- _Your objective_: Within the records that follow, find every line containing the string "subject". Copy those lines.

- _Material supplied_:
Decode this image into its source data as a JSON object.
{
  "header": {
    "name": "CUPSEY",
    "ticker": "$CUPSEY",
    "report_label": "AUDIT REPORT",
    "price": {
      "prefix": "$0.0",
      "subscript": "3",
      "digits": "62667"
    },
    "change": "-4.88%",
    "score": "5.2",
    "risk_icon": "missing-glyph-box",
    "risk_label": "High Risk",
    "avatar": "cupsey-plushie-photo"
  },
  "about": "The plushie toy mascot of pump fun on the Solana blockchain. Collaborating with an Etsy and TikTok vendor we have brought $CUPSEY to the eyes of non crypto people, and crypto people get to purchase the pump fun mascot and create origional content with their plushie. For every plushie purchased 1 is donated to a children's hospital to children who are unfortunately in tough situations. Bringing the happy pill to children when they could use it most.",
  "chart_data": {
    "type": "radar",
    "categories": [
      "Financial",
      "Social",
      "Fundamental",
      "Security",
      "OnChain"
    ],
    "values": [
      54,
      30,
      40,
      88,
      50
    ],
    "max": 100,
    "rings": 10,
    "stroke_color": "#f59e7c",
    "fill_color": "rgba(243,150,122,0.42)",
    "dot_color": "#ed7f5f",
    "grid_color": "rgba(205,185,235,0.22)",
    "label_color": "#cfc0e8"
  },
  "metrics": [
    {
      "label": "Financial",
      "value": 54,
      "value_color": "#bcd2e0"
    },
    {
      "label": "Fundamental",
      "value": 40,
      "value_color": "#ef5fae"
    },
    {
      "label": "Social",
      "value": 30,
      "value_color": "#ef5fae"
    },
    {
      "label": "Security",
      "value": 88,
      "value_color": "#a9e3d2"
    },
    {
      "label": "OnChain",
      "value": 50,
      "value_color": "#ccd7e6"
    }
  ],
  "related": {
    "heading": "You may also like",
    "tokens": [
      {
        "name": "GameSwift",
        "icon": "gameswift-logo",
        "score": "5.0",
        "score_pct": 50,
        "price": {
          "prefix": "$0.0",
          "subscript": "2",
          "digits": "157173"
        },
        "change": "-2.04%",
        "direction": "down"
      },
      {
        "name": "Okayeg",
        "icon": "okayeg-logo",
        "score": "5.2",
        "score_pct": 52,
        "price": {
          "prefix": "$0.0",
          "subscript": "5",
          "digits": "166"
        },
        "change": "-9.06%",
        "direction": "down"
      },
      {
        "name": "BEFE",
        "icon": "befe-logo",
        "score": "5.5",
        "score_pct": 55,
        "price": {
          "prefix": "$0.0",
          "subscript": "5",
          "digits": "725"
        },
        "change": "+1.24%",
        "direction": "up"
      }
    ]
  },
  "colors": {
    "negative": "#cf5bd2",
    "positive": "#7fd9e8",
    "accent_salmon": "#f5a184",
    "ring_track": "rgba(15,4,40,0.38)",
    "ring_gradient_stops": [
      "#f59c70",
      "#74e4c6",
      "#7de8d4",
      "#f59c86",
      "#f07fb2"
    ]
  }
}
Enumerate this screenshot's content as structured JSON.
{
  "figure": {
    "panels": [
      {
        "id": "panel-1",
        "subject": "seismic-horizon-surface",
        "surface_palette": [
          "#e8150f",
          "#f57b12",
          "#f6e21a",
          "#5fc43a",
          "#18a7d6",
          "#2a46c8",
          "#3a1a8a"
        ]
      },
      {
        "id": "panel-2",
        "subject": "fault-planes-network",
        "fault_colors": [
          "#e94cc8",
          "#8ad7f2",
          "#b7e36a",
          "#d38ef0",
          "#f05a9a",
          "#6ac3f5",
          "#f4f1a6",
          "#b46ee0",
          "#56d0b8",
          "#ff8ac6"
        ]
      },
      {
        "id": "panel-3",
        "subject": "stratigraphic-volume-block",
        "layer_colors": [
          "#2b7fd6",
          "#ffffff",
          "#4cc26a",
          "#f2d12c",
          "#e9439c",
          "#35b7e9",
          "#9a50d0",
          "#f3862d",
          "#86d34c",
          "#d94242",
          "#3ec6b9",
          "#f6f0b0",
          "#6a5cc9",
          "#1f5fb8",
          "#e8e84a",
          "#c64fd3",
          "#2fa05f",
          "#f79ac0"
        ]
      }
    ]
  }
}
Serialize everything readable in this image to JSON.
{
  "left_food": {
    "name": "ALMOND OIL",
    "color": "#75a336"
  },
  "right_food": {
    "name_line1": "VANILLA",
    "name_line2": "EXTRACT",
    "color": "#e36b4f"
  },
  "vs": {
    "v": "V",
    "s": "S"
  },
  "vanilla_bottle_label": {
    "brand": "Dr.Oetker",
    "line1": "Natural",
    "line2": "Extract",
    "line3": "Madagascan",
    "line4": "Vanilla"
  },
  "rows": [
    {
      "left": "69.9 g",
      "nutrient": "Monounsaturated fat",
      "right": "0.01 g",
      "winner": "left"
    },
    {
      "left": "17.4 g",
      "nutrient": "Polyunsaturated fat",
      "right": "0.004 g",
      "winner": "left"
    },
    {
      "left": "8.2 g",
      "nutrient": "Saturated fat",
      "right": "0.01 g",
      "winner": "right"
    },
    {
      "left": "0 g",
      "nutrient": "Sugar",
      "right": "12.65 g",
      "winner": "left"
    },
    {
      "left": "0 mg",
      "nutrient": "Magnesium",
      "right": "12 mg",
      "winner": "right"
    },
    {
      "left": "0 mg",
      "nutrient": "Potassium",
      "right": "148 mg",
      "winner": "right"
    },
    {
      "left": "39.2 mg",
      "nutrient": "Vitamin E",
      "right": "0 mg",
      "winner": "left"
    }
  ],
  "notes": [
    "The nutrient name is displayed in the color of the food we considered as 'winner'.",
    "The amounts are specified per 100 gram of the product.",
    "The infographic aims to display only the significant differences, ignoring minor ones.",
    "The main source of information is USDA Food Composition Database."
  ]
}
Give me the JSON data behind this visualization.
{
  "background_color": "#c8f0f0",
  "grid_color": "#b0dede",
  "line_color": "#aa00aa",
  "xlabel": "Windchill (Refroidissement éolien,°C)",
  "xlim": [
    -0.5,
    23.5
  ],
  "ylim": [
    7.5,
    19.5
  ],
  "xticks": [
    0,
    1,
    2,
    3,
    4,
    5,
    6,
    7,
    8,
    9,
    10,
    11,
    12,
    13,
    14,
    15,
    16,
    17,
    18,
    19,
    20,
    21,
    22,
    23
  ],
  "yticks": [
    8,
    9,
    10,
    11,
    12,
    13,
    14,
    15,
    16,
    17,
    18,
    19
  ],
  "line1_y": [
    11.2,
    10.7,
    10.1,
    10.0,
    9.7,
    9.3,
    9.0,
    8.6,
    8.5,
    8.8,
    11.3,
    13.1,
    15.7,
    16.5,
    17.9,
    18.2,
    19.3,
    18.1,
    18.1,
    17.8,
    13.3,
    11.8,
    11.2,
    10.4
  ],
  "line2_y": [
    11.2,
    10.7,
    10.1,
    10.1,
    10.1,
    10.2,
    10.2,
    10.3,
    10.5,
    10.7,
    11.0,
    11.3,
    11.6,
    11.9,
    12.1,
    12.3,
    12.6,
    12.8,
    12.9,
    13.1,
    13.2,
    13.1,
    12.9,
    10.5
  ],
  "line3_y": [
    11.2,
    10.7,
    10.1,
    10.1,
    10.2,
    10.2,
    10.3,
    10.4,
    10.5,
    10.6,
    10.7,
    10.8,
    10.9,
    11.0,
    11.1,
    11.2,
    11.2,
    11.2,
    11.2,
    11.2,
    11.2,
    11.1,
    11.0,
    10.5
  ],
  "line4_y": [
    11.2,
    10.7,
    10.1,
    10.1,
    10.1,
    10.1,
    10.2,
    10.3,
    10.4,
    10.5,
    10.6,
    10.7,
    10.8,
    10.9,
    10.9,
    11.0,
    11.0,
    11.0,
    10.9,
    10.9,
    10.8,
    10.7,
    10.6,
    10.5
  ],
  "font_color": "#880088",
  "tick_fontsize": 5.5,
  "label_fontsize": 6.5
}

- _Answer to this problem_:
        "subject": "seismic-horizon-surface",
        "subject": "fault-planes-network",
        "subject": "stratigraphic-volume-block",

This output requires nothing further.